## Objective
Check each line of the data below for the word "JSON", then extract the ones that have it.

## Given data

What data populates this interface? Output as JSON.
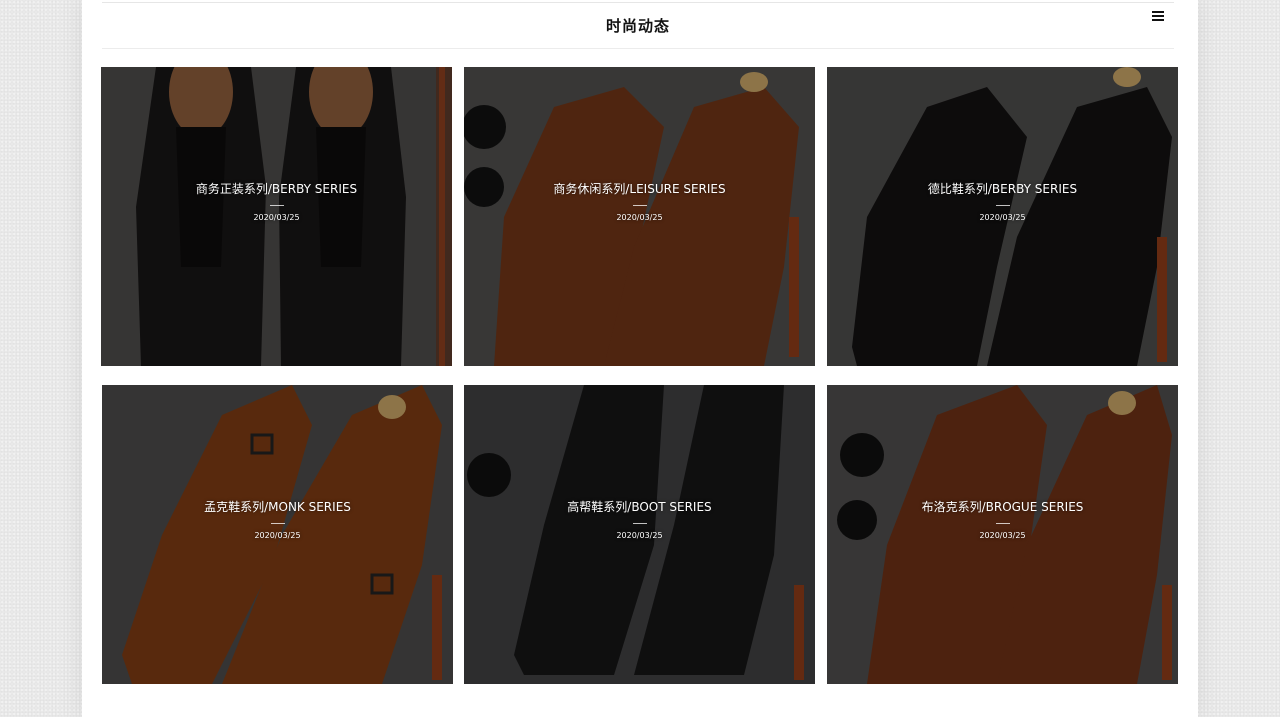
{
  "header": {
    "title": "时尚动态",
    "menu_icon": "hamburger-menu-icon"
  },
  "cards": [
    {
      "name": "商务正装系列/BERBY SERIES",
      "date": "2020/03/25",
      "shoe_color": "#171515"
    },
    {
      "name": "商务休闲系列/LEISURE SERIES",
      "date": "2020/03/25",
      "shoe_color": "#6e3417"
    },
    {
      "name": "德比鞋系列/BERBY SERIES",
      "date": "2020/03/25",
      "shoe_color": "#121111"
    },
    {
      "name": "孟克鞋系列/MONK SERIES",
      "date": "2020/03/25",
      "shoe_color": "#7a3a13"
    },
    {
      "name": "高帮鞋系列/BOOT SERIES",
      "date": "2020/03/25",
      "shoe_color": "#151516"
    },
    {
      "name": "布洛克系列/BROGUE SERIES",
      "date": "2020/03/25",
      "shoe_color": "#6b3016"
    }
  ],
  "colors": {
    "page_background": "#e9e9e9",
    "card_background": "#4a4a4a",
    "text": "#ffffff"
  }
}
...
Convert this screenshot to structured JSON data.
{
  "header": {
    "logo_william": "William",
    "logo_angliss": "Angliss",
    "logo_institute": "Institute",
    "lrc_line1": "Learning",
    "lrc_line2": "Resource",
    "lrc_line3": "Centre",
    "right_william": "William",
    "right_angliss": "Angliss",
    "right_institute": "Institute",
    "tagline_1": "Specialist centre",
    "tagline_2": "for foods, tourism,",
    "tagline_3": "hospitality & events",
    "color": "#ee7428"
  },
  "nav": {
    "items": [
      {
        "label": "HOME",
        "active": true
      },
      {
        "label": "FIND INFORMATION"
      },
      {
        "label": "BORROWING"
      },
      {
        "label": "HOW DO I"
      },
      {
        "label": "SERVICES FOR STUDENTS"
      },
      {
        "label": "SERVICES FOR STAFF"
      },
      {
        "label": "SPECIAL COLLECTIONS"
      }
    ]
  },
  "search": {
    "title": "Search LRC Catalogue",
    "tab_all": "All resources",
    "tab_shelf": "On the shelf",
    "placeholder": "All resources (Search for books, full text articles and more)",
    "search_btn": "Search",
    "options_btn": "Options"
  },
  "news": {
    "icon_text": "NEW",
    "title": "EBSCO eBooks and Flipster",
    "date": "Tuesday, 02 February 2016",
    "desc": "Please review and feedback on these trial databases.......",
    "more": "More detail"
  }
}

## Written reply
What data populates this interface? Output as JSON.
Convert this screenshot to structured JSON data.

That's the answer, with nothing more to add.